La vocazione di Fiumicino è certamente importante, tant'è che la scelta che si fece allora era di avere due hub: ritenevamo, infatti, che si dovesse andare a prendere il mercato, quello attivo, «non turistico», che è importante, ovviamente nel nord, e che si dovesse tenere Fiumicino per il mercato turistico e del centro-sud del Paese.
Non contestiamo questa scelta, ma l'inefficienza con cui è stata gestita l'azienda e l'incapacità di reimpostarla con coraggio per aggredire il mercato.
Sentiamo oggi che vi sono proposte di imprese e di aziende interessate ad investire su Malpensa e per favorire tale esito si spendono il presidente Formigoni e il sindaco Moratti. Ma vi sarà un motivo per cui queste imprese sono interessate ad investire su Malpensa? Il Governo, invece, come scelta ottimale per il Paese sostiene di condividere il piano industriale di sopravvivenza predisposto dal consiglio di amministrazione di Alitalia. Ma allora mi chiedo se non sarebbe meglio portare i libri in tribunale piuttosto che sopravvivere. È necessario, con coraggio, rimettere in discussione tutto!

________________________________________

> **COMPITO RICHIESTO**: Scriva il seguito del brano su Alitalia e sugli hub di Malpensa e Fiumicino, riprendendo subito dopo la sua ultima frase.

[Dati archiviati]
________________________________________

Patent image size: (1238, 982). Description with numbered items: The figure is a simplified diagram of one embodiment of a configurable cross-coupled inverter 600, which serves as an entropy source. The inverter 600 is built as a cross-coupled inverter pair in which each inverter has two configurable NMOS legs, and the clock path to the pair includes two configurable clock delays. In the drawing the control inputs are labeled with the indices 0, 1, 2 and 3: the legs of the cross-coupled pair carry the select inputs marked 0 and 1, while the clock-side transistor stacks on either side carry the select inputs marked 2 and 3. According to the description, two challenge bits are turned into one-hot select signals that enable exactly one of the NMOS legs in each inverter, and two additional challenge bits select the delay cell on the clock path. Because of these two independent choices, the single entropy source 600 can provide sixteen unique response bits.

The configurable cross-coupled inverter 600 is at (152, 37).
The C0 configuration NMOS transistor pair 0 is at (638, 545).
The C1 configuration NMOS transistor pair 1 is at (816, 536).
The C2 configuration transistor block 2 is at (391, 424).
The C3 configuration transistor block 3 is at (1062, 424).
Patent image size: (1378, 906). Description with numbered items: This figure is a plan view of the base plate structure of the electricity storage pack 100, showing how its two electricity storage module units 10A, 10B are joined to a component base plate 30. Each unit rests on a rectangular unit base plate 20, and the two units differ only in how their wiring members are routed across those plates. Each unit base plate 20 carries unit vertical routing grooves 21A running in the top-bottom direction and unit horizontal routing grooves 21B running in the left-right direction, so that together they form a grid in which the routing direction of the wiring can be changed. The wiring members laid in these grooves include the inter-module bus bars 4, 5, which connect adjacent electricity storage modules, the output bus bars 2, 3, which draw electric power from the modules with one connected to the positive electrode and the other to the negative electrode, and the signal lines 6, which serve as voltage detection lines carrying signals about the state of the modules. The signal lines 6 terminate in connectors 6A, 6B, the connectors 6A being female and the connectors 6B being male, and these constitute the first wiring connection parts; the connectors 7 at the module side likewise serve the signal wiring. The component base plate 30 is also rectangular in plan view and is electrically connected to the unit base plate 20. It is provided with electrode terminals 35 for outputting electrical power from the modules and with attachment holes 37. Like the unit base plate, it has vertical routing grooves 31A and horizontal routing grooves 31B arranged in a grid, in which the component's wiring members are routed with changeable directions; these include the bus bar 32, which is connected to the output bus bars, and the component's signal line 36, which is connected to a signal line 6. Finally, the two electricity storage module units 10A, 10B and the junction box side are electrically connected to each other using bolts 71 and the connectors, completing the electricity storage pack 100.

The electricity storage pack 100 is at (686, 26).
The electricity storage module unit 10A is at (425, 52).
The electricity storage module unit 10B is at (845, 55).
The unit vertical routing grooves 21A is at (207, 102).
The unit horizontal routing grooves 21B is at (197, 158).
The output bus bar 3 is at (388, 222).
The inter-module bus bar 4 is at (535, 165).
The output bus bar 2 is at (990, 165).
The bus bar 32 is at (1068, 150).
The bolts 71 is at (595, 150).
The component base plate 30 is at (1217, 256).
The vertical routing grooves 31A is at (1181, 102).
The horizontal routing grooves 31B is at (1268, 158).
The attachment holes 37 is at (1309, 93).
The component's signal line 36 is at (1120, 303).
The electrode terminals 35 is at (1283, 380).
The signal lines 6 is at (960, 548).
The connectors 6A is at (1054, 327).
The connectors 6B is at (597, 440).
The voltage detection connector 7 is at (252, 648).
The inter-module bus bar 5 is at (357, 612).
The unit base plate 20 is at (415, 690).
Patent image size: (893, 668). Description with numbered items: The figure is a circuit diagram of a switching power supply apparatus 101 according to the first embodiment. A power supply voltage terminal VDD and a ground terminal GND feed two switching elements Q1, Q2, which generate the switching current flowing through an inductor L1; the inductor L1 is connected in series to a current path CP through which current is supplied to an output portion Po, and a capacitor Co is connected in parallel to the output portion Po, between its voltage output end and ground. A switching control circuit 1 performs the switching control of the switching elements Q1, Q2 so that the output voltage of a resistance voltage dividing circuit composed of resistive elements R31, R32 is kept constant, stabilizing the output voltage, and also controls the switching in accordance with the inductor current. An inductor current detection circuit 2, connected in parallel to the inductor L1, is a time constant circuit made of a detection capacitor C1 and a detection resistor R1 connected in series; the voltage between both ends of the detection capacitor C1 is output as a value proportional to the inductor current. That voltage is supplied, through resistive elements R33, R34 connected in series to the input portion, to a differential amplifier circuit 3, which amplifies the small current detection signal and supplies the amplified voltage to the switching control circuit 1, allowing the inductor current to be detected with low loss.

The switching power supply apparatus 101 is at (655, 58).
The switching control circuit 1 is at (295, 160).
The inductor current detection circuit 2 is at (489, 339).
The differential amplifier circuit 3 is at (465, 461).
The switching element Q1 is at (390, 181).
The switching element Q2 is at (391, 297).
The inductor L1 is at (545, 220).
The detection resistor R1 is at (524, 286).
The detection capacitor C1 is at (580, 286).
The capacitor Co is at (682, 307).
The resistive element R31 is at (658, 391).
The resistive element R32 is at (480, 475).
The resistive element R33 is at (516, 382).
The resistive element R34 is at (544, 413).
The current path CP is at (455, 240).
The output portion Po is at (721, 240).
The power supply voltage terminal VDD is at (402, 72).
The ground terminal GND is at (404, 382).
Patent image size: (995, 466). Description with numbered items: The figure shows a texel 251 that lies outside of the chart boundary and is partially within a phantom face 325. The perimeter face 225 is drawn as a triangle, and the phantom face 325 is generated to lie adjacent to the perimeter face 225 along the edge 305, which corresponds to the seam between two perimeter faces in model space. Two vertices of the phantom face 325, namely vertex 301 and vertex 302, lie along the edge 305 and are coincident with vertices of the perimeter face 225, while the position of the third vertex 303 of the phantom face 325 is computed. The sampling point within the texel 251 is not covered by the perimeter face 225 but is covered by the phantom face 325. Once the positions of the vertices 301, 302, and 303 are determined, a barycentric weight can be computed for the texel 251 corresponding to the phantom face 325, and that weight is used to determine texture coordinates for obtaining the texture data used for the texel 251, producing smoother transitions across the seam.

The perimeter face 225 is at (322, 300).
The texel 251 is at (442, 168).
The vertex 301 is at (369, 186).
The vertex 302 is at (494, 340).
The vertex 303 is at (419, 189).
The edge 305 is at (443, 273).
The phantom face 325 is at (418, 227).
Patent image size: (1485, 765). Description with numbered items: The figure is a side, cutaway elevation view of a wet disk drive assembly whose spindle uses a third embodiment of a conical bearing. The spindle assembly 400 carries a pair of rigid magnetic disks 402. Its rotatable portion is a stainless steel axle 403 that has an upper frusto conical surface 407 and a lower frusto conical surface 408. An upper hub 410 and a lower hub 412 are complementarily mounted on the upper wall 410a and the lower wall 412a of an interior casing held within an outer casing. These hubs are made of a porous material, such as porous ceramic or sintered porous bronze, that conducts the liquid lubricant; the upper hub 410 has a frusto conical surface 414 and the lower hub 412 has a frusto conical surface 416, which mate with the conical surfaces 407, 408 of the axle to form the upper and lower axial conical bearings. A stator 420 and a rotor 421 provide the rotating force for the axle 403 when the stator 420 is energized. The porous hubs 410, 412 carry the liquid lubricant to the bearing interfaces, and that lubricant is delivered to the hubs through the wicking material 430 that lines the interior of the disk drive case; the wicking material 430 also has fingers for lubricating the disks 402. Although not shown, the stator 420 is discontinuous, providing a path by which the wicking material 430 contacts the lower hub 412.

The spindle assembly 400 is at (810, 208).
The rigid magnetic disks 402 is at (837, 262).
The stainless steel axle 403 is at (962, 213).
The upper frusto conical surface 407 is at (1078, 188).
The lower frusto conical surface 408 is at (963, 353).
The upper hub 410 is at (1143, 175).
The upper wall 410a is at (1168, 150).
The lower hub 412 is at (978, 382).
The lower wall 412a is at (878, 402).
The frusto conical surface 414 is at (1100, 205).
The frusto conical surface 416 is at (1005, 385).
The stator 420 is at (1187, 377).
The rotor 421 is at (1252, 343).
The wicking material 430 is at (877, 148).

________________________________________

> **ESITO DEL COMPITO**:
Apprendiamo, inoltre, dagli organi di stampa che, nonostante questa scelta, Alitalia non venderebbe i propri slot, secondo la logica: non ci vado io, allora non ci va nessuno.
Noi ci scaldiamo su tali temi perché non si tratta di una questione di centrodestra o di centrosinistra ma di discutere su un settore strategico e fondamentale per un Paese che sostiene di essere il sesto o settimo paese industriale al mondo. Si tratta di capire sia le motivazioni di quanto è successo sia quale politica industriale si intende adottare e dove si vuole andare. Però, se la concezione di questo Governo è di confondere la politica industriale con il politichese, con la rendita politica, con la scelta dell'inefficienza, allora non ci siamo!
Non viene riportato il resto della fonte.